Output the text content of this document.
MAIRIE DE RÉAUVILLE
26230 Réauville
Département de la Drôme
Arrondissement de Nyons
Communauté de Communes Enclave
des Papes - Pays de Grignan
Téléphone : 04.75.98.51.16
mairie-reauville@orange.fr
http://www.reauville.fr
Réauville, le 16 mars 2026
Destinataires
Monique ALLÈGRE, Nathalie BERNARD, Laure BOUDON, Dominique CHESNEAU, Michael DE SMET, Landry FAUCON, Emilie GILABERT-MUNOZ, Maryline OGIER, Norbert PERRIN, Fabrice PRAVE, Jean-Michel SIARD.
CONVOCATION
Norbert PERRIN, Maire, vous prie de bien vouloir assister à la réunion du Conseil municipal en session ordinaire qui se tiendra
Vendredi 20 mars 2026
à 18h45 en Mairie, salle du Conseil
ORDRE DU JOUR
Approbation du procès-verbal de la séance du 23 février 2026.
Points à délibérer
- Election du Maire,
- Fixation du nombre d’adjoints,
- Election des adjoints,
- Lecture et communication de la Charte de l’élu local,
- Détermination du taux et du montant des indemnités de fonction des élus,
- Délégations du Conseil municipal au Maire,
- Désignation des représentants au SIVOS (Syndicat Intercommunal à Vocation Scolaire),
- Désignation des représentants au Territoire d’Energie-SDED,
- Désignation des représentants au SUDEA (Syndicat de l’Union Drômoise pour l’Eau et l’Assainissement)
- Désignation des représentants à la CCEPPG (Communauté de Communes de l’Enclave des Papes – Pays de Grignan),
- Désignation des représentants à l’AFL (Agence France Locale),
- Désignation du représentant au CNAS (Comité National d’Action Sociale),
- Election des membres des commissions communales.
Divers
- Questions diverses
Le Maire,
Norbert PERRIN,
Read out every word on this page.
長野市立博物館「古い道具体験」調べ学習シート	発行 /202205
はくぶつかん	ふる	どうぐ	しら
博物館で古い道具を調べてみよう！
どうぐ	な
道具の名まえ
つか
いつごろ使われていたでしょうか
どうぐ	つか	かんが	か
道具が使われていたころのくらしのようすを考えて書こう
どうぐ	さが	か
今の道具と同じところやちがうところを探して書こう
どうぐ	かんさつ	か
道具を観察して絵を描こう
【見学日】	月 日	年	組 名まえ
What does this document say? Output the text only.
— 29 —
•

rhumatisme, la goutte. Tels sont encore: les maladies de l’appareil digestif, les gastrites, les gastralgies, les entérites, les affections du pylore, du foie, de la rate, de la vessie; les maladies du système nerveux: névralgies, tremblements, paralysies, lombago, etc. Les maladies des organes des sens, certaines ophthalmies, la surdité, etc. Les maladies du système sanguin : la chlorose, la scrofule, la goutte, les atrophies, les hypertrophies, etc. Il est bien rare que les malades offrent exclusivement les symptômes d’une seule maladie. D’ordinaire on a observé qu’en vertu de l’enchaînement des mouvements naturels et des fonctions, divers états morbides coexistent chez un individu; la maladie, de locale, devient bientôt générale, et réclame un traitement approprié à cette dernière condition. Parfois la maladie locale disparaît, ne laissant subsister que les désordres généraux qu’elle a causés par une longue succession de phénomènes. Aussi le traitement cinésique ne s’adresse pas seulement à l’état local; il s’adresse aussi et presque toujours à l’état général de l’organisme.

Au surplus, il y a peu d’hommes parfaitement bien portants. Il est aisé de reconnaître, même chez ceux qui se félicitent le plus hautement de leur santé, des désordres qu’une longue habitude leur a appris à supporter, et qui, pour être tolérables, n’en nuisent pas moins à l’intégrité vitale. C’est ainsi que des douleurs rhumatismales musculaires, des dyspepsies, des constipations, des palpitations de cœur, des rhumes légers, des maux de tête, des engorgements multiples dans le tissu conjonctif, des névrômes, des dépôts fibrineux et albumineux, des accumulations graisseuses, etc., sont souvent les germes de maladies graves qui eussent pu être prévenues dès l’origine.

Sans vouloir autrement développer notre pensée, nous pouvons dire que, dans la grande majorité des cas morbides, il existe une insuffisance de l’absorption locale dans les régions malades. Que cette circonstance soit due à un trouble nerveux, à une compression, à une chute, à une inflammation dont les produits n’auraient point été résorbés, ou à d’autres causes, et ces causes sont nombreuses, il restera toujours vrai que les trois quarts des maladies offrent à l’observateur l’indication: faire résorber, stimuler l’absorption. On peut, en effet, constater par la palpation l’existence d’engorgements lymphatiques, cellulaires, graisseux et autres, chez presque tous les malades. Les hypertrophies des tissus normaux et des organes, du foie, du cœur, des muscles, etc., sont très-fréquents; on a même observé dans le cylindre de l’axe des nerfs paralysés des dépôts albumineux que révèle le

▬▬▬

• [Objective] Go through the material above line by line and copy it exactly.

• [Output for this task]
Output the text content of this document.
MAIRIE DE RÉAUVILLE
26230 Réauville
Département de la Drôme
Arrondissement de Nyons
Communauté de Communes Enclave
des Papes - Pays de Grignan
Téléphone : 04.75.98.51.16
mairie-reauville@orange.fr
http://www.reauville.fr
Réauville, le 16 mars 2026
Destinataires
Monique ALLÈGRE, Nathalie BERNARD, Laure BOUDON, Dominique CHESNEAU, Michael DE SMET, Landry FAUCON, Emilie GILABERT-MUNOZ, Maryline OGIER, Norbert PERRIN, Fabrice PRAVE, Jean-Michel SIARD.
CONVOCATION
Norbert PERRIN, Maire, vous prie de bien vouloir assister à la réunion du Conseil municipal en session ordinaire qui se tiendra
Vendredi 20 mars 2026
à 18h45 en Mairie, salle du Conseil
ORDRE DU JOUR
Approbation du procès-verbal de la séance du 23 février 2026.
Points à délibérer
- Election du Maire,
- Fixation du nombre d’adjoints,
- Election des adjoints,
- Lecture et communication de la Charte de l’élu local,
- Détermination du taux et du montant des indemnités de fonction des élus,
- Délégations du Conseil municipal au Maire,
- Désignation des représentants au SIVOS (Syndicat Intercommunal à Vocation Scolaire),
- Désignation des représentants au Territoire d’Energie-SDED,
- Désignation des représentants au SUDEA (Syndicat de l’Union Drômoise pour l’Eau et l’Assainissement)
- Désignation des représentants à la CCEPPG (Communauté de Communes de l’Enclave des Papes – Pays de Grignan),
- Désignation des représentants à l’AFL (Agence France Locale),
- Désignation du représentant au CNAS (Comité National d’Action Sociale),
- Election des membres des commissions communales.
Divers
- Questions diverses
Le Maire,
Norbert PERRIN,
Read out every word on this page.
長野市立博物館「古い道具体験」調べ学習シート	発行 /202205
はくぶつかん	ふる	どうぐ	しら
博物館で古い道具を調べてみよう！
どうぐ	な
道具の名まえ
つか
いつごろ使われていたでしょうか
どうぐ	つか	かんが	か
道具が使われていたころのくらしのようすを考えて書こう
どうぐ	さが	か
今の道具と同じところやちがうところを探して書こう
どうぐ	かんさつ	か
道具を観察して絵を描こう
【見学日】	月 日	年	組 名まえ
What does this document say? Output the text only.
— 29 —
•

rhumatisme, la goutte. Tels sont encore: les maladies de l’appareil digestif, les gastrites, les gastralgies, les entérites, les affections du pylore, du foie, de la rate, de la vessie; les maladies du système nerveux: névralgies, tremblements, paralysies, lombago, etc. Les maladies des organes des sens, certaines ophthalmies, la surdité, etc. Les maladies du système sanguin : la chlorose, la scrofule, la goutte, les atrophies, les hypertrophies, etc. Il est bien rare que les malades offrent exclusivement les symptômes d’une seule maladie. D’ordinaire on a observé qu’en vertu de l’enchaînement des mouvements naturels et des fonctions, divers états morbides coexistent chez un individu; la maladie, de locale, devient bientôt générale, et réclame un traitement approprié à cette dernière condition. Parfois la maladie locale disparaît, ne laissant subsister que les désordres généraux qu’elle a causés par une longue succession de phénomènes. Aussi le traitement cinésique ne s’adresse pas seulement à l’état local; il s’adresse aussi et presque toujours à l’état général de l’organisme.

Au surplus, il y a peu d’hommes parfaitement bien portants. Il est aisé de reconnaître, même chez ceux qui se félicitent le plus hautement de leur santé, des désordres qu’une longue habitude leur a appris à supporter, et qui, pour être tolérables, n’en nuisent pas moins à l’intégrité vitale. C’est ainsi que des douleurs rhumatismales musculaires, des dyspepsies, des constipations, des palpitations de cœur, des rhumes légers, des maux de tête, des engorgements multiples dans le tissu conjonctif, des névrômes, des dépôts fibrineux et albumineux, des accumulations graisseuses, etc., sont souvent les germes de maladies graves qui eussent pu être prévenues dès l’origine.

Sans vouloir autrement développer notre pensée, nous pouvons dire que, dans la grande majorité des cas morbides, il existe une insuffisance de l’absorption locale dans les régions malades. Que cette circonstance soit due à un trouble nerveux, à une compression, à une chute, à une inflammation dont les produits n’auraient point été résorbés, ou à d’autres causes, et ces causes sont nombreuses, il restera toujours vrai que les trois quarts des maladies offrent à l’observateur l’indication: faire résorber, stimuler l’absorption. On peut, en effet, constater par la palpation l’existence d’engorgements lymphatiques, cellulaires, graisseux et autres, chez presque tous les malades. Les hypertrophies des tissus normaux et des organes, du foie, du cœur, des muscles, etc., sont très-fréquents; on a même observé dans le cylindre de l’axe des nerfs paralysés des dépôts albumineux que révèle le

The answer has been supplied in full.